[start Records for this task]

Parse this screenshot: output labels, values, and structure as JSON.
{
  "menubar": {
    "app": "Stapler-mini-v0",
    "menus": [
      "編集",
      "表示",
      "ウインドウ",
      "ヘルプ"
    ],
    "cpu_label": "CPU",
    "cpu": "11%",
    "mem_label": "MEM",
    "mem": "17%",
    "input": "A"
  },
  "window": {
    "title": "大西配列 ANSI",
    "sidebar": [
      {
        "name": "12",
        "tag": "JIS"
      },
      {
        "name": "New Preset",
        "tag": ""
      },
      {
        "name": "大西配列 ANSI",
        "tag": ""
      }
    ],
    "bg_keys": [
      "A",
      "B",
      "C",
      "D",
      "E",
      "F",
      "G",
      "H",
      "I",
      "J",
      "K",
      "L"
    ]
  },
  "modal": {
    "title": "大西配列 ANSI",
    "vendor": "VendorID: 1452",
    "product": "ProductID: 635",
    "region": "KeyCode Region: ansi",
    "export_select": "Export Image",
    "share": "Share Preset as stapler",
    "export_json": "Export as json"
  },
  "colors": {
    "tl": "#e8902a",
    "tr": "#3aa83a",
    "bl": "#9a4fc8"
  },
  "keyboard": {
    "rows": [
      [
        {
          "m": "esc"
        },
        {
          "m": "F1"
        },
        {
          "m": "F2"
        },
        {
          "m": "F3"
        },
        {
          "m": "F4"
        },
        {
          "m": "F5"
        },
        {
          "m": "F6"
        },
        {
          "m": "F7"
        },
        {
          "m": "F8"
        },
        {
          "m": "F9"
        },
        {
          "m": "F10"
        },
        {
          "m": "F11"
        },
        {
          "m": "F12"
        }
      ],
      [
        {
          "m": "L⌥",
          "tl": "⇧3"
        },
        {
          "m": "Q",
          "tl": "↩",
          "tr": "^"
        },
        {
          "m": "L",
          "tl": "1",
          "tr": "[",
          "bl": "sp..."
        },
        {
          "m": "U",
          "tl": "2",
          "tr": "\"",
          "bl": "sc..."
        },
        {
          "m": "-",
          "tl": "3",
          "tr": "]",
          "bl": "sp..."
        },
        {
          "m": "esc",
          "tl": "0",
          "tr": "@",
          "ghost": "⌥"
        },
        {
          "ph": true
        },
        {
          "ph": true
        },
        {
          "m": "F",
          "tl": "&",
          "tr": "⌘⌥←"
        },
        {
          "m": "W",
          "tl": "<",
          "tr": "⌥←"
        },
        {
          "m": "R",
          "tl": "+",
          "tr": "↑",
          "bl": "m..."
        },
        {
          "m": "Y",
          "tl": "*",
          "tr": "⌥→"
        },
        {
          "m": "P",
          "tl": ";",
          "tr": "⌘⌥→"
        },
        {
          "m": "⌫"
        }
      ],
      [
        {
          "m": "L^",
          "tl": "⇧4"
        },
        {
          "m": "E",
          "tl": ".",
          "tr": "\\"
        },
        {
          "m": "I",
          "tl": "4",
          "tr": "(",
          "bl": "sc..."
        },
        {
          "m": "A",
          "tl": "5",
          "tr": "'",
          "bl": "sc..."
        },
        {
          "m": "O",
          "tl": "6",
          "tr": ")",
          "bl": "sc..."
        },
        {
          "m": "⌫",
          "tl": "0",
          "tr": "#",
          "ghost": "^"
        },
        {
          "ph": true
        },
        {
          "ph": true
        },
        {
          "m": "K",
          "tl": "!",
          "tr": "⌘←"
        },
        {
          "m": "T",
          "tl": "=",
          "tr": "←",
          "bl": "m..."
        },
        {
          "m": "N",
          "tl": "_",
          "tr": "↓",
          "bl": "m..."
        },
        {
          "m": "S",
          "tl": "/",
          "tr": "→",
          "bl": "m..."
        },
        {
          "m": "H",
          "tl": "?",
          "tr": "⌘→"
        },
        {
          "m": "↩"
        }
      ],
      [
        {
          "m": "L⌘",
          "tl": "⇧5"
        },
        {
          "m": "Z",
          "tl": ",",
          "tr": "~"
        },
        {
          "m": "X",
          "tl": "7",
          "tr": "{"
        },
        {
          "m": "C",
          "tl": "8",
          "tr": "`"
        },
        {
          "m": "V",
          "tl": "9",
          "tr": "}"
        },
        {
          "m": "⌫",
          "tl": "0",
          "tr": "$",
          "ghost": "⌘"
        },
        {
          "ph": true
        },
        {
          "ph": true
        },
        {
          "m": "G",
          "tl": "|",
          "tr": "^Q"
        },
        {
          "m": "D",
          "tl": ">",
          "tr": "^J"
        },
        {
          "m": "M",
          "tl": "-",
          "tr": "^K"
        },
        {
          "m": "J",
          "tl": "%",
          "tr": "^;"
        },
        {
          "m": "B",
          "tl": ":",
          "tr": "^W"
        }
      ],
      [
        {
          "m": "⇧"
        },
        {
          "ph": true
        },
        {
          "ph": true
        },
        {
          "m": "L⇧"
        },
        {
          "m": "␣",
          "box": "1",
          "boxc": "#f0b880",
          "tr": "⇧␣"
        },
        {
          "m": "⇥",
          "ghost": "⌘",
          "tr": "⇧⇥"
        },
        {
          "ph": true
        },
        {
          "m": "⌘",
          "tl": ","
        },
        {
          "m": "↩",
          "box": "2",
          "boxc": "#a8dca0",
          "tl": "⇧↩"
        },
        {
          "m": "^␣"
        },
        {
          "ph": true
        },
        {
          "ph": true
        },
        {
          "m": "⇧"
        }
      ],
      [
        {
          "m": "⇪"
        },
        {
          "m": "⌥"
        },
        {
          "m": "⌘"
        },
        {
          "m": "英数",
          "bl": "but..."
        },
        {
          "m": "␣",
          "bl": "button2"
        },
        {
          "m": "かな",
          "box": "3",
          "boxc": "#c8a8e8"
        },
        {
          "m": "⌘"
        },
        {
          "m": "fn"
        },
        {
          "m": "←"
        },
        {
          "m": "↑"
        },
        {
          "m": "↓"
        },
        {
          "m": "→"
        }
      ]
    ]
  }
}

[end Records for this task]

Directions -
Set out the complete listing exactly as shown.

Full response -
Parse this screenshot: output labels, values, and structure as JSON.
{
  "menubar": {
    "app": "Stapler-mini-v0",
    "menus": [
      "編集",
      "表示",
      "ウインドウ",
      "ヘルプ"
    ],
    "cpu_label": "CPU",
    "cpu": "11%",
    "mem_label": "MEM",
    "mem": "17%",
    "input": "A"
  },
  "window": {
    "title": "大西配列 ANSI",
    "sidebar": [
      {
        "name": "12",
        "tag": "JIS"
      },
      {
        "name": "New Preset",
        "tag": ""
      },
      {
        "name": "大西配列 ANSI",
        "tag": ""
      }
    ],
    "bg_keys": [
      "A",
      "B",
      "C",
      "D",
      "E",
      "F",
      "G",
      "H",
      "I",
      "J",
      "K",
      "L"
    ]
  },
  "modal": {
    "title": "大西配列 ANSI",
    "vendor": "VendorID: 1452",
    "product": "ProductID: 635",
    "region": "KeyCode Region: ansi",
    "export_select": "Export Image",
    "share": "Share Preset as stapler",
    "export_json": "Export as json"
  },
  "colors": {
    "tl": "#e8902a",
    "tr": "#3aa83a",
    "bl": "#9a4fc8"
  },
  "keyboard": {
    "rows": [
      [
        {
          "m": "esc"
        },
        {
          "m": "F1"
        },
        {
          "m": "F2"
        },
        {
          "m": "F3"
        },
        {
          "m": "F4"
        },
        {
          "m": "F5"
        },
        {
          "m": "F6"
        },
        {
          "m": "F7"
        },
        {
          "m": "F8"
        },
        {
          "m": "F9"
        },
        {
          "m": "F10"
        },
        {
          "m": "F11"
        },
        {
          "m": "F12"
        }
      ],
      [
        {
          "m": "L⌥",
          "tl": "⇧3"
        },
        {
          "m": "Q",
          "tl": "↩",
          "tr": "^"
        },
        {
          "m": "L",
          "tl": "1",
          "tr": "[",
          "bl": "sp..."
        },
        {
          "m": "U",
          "tl": "2",
          "tr": "\"",
          "bl": "sc..."
        },
        {
          "m": "-",
          "tl": "3",
          "tr": "]",
          "bl": "sp..."
        },
        {
          "m": "esc",
          "tl": "0",
          "tr": "@",
          "ghost": "⌥"
        },
        {
          "ph": true
        },
        {
          "ph": true
        },
        {
          "m": "F",
          "tl": "&",
          "tr": "⌘⌥←"
        },
        {
          "m": "W",
          "tl": "<",
          "tr": "⌥←"
        },
        {
          "m": "R",
          "tl": "+",
          "tr": "↑",
          "bl": "m..."
        },
        {
          "m": "Y",
          "tl": "*",
          "tr": "⌥→"
        },
        {
          "m": "P",
          "tl": ";",
          "tr": "⌘⌥→"
        },
        {
          "m": "⌫"
        }
      ],
      [
        {
          "m": "L^",
          "tl": "⇧4"
        },
        {
          "m": "E",
          "tl": ".",
          "tr": "\\"
        },
        {
          "m": "I",
          "tl": "4",
          "tr": "(",
          "bl": "sc..."
        },
        {
          "m": "A",
          "tl": "5",
          "tr": "'",
          "bl": "sc..."
        },
        {
          "m": "O",
          "tl": "6",
          "tr": ")",
          "bl": "sc..."
        },
        {
          "m": "⌫",
          "tl": "0",
          "tr": "#",
          "ghost": "^"
        },
        {
          "ph": true
        },
        {
          "ph": true
        },
        {
          "m": "K",
          "tl": "!",
          "tr": "⌘←"
        },
        {
          "m": "T",
          "tl": "=",
          "tr": "←",
          "bl": "m..."
        },
        {
          "m": "N",
          "tl": "_",
          "tr": "↓",
          "bl": "m..."
        },
        {
          "m": "S",
          "tl": "/",
          "tr": "→",
          "bl": "m..."
        },
        {
          "m": "H",
          "tl": "?",
          "tr": "⌘→"
        },
        {
          "m": "↩"
        }
      ],
      [
        {
          "m": "L⌘",
          "tl": "⇧5"
        },
        {
          "m": "Z",
          "tl": ",",
          "tr": "~"
        },
        {
          "m": "X",
          "tl": "7",
          "tr": "{"
        },
        {
          "m": "C",
          "tl": "8",
          "tr": "`"
        },
        {
          "m": "V",
          "tl": "9",
          "tr": "}"
        },
        {
          "m": "⌫",
          "tl": "0",
          "tr": "$",
          "ghost": "⌘"
        },
        {
          "ph": true
        },
        {
          "ph": true
        },
        {
          "m": "G",
          "tl": "|",
          "tr": "^Q"
        },
        {
          "m": "D",
          "tl": ">",
          "tr": "^J"
        },
        {
          "m": "M",
          "tl": "-",
          "tr": "^K"
        },
        {
          "m": "J",
          "tl": "%",
          "tr": "^;"
        },
        {
          "m": "B",
          "tl": ":",
          "tr": "^W"
        }
      ],
      [
        {
          "m": "⇧"
        },
        {
          "ph": true
        },
        {
          "ph": true
        },
        {
          "m": "L⇧"
        },
        {
          "m": "␣",
          "box": "1",
          "boxc": "#f0b880",
          "tr": "⇧␣"
        },
        {
          "m": "⇥",
          "ghost": "⌘",
          "tr": "⇧⇥"
        },
        {
          "ph": true
        },
        {
          "m": "⌘",
          "tl": ","
        },
        {
          "m": "↩",
          "box": "2",
          "boxc": "#a8dca0",
          "tl": "⇧↩"
        },
        {
          "m": "^␣"
        },
        {
          "ph": true
        },
        {
          "ph": true
        },
        {
          "m": "⇧"
        }
      ],
      [
        {
          "m": "⇪"
        },
        {
          "m": "⌥"
        },
        {
          "m": "⌘"
        },
        {
          "m": "英数",
          "bl": "but..."
        },
        {
          "m": "␣",
          "bl": "button2"
        },
        {
          "m": "かな",
          "box": "3",
          "boxc": "#c8a8e8"
        },
        {
          "m": "⌘"
        },
        {
          "m": "fn"
        },
        {
          "m": "←"
        },
        {
          "m": "↑"
        },
        {
          "m": "↓"
        },
        {
          "m": "→"
        }
      ]
    ]
  }
}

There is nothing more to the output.